[Collected data entries]
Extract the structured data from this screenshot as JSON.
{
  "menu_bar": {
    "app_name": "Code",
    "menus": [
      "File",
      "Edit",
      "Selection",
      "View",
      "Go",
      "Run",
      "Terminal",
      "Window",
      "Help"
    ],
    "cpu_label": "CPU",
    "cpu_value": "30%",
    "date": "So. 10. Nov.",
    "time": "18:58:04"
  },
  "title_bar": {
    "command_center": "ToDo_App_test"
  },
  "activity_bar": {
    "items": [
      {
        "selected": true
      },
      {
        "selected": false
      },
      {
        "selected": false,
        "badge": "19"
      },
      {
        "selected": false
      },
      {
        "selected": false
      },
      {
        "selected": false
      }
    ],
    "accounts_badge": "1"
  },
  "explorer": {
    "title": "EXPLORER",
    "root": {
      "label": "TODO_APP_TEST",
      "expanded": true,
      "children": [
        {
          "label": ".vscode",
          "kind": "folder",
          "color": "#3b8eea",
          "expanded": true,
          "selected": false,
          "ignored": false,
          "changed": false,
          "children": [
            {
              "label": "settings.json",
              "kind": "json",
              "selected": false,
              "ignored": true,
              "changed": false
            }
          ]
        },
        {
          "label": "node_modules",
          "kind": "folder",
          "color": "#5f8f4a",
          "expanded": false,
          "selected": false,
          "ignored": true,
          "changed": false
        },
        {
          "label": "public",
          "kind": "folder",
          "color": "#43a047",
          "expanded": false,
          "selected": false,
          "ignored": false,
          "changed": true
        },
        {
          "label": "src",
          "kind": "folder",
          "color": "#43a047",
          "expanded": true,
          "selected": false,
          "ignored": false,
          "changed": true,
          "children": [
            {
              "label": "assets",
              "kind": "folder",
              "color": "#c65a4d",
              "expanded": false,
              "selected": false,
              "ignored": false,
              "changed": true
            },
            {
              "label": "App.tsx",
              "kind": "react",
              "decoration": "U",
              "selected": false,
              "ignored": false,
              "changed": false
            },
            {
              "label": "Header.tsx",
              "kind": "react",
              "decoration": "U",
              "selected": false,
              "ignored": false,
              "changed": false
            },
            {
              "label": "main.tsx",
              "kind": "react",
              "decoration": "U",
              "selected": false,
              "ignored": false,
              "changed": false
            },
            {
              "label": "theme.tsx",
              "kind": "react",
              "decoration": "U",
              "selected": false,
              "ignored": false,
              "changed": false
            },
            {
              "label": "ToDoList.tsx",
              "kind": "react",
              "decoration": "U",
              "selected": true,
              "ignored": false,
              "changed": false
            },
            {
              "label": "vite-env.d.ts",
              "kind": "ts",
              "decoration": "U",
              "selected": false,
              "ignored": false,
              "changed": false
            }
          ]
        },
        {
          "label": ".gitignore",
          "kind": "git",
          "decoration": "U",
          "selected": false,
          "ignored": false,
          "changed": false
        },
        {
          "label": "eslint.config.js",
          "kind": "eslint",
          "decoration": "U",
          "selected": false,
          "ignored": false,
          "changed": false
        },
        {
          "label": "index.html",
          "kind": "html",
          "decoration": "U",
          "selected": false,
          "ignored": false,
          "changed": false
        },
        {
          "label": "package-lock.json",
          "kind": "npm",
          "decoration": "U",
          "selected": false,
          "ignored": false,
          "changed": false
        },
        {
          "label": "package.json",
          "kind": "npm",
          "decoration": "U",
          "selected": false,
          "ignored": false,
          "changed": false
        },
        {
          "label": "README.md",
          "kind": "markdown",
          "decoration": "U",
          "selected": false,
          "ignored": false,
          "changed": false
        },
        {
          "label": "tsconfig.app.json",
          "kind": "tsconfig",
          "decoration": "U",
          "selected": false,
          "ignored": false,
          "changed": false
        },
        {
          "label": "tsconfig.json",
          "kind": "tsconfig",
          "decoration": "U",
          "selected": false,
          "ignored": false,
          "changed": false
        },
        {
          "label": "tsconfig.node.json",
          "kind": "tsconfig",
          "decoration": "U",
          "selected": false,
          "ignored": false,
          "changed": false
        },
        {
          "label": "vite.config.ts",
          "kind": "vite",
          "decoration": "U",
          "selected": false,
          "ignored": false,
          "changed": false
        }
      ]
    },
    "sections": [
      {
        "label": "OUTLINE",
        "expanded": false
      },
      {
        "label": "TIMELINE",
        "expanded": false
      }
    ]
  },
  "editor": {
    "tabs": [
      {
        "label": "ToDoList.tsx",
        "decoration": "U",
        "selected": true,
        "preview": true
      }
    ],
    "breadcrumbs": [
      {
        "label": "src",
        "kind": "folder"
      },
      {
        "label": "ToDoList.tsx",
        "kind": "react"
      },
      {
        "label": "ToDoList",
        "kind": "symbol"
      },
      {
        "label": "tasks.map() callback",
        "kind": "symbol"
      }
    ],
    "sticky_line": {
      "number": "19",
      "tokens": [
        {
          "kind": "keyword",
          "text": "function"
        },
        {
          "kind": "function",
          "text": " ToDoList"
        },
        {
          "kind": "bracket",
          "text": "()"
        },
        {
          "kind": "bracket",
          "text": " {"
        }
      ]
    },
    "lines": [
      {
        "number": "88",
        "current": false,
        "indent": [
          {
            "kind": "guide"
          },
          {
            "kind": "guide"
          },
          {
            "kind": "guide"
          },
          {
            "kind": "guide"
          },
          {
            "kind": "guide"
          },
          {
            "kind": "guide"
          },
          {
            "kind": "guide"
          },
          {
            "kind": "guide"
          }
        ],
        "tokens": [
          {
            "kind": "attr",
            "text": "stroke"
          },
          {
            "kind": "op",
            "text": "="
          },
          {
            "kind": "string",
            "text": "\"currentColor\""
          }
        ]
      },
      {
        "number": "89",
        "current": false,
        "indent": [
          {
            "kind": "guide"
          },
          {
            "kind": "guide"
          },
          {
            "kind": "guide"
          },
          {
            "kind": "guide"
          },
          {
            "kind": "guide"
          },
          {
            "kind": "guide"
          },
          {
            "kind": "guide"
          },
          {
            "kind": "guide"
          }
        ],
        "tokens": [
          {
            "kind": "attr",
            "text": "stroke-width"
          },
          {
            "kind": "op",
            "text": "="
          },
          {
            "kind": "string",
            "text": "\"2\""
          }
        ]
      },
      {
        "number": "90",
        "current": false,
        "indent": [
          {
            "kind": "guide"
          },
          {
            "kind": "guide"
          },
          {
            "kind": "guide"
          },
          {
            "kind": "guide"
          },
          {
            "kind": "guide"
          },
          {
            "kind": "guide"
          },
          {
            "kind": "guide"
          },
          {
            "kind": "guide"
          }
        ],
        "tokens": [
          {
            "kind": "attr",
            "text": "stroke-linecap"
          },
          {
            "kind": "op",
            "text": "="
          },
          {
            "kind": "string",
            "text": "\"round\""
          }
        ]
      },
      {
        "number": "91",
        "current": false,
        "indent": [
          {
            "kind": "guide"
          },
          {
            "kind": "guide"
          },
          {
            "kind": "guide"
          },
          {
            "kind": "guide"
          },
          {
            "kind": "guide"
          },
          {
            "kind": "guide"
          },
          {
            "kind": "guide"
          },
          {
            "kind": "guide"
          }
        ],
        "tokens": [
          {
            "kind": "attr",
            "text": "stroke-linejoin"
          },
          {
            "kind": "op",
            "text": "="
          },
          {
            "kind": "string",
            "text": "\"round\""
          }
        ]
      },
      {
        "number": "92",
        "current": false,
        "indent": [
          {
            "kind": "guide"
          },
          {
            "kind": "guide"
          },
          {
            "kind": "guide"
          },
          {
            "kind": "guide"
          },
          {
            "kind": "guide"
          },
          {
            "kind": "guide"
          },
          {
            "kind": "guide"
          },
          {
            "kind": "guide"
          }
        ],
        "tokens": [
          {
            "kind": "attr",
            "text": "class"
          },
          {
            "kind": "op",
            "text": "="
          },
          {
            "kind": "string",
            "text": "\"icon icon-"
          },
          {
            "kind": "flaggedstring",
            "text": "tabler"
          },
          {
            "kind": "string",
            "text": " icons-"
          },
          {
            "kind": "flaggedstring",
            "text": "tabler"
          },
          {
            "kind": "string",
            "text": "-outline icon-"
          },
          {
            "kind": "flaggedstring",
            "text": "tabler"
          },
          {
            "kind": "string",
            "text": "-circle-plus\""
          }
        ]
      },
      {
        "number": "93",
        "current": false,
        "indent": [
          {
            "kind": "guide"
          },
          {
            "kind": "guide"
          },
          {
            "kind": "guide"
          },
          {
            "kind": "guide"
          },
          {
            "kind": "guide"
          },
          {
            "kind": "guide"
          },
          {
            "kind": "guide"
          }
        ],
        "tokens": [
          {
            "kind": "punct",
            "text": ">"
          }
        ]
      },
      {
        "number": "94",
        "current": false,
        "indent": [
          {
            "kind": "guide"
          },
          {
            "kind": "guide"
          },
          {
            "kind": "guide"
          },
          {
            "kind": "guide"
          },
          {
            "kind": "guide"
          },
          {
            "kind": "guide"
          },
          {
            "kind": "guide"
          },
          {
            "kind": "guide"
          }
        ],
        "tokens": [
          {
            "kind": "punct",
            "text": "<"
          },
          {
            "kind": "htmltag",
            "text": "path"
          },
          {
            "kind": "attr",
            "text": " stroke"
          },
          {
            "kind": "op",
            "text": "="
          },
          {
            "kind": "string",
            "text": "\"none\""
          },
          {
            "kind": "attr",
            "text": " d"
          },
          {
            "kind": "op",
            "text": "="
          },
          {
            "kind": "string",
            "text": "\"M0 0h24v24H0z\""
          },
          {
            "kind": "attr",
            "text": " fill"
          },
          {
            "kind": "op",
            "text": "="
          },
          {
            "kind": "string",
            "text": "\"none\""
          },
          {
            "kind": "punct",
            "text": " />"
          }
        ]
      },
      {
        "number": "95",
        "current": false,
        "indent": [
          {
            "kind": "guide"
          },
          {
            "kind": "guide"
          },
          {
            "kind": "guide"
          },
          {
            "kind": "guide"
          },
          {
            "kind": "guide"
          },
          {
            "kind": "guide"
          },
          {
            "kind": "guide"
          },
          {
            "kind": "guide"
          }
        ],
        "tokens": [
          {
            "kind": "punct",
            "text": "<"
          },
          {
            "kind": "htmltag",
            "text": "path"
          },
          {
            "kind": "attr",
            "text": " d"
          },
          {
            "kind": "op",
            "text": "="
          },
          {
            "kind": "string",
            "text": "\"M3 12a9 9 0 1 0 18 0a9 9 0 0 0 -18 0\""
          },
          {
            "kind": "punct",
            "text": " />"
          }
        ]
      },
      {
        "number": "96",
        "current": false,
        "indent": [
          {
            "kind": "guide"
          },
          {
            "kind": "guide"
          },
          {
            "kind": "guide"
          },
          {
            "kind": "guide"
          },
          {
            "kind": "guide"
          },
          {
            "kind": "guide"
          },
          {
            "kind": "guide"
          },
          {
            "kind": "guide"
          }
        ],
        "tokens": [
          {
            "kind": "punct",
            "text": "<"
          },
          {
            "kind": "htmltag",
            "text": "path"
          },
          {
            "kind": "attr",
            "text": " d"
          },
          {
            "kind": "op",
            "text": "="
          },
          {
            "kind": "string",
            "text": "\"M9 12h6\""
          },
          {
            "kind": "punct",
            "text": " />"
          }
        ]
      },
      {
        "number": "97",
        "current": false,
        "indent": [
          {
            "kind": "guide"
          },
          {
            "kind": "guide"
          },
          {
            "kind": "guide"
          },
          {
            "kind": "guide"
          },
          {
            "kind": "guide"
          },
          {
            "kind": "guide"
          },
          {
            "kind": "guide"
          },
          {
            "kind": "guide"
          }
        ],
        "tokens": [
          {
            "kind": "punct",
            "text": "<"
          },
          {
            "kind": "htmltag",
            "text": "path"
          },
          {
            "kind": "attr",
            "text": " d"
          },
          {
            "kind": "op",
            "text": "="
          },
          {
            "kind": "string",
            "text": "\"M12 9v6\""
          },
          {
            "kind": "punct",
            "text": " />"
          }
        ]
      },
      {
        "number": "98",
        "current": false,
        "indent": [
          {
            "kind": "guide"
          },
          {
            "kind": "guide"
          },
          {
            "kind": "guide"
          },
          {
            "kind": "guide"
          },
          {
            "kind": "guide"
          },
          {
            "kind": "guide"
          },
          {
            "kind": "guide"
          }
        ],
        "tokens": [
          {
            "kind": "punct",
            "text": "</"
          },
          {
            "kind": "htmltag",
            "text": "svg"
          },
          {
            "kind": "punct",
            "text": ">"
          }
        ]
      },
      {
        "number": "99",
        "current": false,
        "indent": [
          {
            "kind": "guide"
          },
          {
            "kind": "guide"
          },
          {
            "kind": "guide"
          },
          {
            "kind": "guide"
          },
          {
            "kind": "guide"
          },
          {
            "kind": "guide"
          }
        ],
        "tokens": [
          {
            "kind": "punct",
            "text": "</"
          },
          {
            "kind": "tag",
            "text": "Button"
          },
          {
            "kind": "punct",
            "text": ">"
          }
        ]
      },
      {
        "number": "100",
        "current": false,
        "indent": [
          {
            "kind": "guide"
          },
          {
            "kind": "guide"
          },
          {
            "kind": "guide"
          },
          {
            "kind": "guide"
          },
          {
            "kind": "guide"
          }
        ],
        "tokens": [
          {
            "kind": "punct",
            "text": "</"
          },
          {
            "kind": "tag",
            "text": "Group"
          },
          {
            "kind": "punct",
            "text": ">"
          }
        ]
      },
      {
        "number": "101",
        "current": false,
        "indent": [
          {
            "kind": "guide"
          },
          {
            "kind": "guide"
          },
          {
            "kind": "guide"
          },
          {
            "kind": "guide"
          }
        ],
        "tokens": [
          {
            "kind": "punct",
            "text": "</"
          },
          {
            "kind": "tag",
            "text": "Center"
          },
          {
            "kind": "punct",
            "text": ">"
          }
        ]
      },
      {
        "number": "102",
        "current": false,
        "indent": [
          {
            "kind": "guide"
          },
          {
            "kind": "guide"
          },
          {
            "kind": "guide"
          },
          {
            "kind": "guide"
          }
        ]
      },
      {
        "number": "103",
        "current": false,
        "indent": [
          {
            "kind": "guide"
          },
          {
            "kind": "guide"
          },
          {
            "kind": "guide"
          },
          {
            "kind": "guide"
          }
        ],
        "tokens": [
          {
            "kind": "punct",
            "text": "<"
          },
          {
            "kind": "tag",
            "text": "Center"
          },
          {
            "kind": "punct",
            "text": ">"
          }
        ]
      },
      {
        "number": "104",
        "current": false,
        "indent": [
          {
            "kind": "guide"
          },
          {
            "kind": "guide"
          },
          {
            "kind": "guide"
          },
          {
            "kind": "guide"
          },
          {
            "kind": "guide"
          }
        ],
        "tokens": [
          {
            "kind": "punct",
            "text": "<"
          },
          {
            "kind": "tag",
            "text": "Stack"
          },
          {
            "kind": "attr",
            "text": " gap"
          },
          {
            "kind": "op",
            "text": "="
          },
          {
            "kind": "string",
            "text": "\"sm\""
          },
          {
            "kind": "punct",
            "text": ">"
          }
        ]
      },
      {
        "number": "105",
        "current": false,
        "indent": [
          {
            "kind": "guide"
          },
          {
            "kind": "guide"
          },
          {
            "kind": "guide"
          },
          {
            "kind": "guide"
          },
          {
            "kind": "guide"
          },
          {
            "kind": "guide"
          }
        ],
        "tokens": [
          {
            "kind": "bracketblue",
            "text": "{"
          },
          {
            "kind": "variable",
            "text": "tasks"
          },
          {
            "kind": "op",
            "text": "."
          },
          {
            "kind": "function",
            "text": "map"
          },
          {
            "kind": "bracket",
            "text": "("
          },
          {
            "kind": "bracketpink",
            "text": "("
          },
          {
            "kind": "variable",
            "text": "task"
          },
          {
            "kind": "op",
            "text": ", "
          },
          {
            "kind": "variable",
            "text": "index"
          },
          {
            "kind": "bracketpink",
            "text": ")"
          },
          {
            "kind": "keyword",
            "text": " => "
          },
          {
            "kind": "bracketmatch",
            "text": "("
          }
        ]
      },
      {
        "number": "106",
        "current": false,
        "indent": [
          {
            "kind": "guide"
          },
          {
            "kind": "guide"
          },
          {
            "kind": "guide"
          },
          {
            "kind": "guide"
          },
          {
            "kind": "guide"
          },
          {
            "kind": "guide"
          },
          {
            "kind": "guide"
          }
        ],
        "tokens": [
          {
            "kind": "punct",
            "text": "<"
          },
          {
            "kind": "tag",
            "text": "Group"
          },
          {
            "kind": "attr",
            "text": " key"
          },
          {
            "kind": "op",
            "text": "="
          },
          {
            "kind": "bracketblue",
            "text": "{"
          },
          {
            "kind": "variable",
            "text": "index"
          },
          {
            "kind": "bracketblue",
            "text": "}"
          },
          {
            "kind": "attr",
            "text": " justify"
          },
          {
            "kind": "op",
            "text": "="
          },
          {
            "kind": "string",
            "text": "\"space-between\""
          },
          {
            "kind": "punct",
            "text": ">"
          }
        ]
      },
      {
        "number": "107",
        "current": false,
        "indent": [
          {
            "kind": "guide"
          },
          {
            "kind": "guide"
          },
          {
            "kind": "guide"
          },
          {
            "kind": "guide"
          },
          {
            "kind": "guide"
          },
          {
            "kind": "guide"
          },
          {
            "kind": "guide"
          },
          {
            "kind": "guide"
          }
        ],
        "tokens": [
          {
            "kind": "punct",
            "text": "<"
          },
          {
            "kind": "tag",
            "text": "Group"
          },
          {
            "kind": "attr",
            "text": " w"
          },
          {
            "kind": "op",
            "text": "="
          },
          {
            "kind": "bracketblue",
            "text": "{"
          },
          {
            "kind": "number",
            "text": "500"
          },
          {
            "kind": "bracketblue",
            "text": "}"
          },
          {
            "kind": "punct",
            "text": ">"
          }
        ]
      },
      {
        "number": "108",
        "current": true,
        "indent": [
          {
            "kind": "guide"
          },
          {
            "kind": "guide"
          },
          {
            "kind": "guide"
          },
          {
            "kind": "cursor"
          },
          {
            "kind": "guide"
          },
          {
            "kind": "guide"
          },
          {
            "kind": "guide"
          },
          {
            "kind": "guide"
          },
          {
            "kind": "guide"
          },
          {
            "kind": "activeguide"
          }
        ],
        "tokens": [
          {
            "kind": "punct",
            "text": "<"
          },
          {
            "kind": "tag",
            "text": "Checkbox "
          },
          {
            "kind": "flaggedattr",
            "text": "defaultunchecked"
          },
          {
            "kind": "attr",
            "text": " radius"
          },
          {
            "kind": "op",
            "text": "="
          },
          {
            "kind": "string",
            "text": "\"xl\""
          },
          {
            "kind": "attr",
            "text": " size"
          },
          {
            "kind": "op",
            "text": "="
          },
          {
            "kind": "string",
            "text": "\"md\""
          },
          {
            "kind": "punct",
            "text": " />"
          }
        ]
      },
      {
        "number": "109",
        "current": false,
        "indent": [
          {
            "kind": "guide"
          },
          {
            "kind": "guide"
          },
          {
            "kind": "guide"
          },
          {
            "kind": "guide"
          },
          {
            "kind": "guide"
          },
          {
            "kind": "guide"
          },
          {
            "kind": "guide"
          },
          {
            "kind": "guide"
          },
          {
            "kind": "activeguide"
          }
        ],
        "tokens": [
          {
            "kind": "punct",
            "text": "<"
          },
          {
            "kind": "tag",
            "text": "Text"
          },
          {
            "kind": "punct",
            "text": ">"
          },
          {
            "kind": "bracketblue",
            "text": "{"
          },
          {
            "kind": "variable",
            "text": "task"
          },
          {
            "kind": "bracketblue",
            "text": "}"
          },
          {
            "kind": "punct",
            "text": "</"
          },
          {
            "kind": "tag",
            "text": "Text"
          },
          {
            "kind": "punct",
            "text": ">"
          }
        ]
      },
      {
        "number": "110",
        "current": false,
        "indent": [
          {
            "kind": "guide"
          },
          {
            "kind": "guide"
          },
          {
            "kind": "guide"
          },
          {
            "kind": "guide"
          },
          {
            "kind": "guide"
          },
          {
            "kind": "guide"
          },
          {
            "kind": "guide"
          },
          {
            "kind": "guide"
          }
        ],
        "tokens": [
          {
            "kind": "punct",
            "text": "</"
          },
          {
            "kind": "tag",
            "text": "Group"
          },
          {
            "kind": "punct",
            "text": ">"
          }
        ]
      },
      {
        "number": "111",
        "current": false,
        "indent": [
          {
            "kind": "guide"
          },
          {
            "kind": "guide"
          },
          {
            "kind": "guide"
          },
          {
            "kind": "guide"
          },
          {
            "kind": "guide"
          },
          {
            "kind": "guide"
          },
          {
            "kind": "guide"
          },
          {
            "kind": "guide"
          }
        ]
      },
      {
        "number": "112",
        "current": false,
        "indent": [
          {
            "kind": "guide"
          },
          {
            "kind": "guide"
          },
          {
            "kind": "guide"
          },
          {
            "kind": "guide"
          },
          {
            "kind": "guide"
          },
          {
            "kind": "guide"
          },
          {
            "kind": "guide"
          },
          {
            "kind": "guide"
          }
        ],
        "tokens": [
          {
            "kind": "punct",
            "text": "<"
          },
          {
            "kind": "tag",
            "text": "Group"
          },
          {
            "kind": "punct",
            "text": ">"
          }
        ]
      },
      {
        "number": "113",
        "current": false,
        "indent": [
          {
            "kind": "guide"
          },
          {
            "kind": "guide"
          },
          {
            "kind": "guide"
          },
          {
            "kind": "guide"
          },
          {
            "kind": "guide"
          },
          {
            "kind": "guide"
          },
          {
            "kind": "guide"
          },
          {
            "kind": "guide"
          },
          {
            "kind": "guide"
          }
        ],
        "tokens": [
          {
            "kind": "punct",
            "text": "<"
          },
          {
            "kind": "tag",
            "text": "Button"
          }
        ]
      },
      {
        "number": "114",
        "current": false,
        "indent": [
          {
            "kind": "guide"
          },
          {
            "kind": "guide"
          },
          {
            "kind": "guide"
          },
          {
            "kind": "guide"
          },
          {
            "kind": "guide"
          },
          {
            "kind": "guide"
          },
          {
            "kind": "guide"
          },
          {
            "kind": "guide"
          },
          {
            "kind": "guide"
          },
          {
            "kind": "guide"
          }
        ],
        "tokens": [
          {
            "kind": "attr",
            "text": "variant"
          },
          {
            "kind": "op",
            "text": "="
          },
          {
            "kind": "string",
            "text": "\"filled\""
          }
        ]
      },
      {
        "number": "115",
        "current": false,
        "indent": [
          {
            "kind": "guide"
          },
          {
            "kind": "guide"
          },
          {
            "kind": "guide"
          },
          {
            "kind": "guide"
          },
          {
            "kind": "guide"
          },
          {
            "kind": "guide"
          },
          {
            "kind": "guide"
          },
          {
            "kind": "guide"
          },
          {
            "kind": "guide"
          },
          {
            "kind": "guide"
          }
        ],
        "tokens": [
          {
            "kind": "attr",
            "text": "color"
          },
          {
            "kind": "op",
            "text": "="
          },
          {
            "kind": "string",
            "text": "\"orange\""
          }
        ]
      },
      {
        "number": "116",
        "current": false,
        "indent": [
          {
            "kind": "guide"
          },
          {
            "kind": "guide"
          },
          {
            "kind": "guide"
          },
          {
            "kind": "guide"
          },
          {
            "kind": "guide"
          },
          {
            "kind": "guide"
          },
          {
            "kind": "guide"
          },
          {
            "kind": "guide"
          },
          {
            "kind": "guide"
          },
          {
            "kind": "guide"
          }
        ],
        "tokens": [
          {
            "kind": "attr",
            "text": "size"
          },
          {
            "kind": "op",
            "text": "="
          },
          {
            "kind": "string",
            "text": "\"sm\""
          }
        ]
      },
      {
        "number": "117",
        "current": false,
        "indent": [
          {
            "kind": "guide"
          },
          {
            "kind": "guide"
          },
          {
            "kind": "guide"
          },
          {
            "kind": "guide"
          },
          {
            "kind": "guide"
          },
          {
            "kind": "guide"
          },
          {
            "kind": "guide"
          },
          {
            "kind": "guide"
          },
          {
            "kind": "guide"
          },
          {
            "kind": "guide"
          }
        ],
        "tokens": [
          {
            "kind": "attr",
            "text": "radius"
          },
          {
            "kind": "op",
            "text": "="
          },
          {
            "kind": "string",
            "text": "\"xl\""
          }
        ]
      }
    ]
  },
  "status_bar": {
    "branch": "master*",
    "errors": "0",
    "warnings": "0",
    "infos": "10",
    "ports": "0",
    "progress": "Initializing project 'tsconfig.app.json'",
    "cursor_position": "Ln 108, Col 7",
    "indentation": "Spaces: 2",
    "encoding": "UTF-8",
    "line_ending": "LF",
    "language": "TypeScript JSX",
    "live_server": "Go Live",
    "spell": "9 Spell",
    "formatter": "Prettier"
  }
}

Exercise task ->
Report the number of lines of the listing above that hold the string "stroke", with no other text.

Output of the task ->
5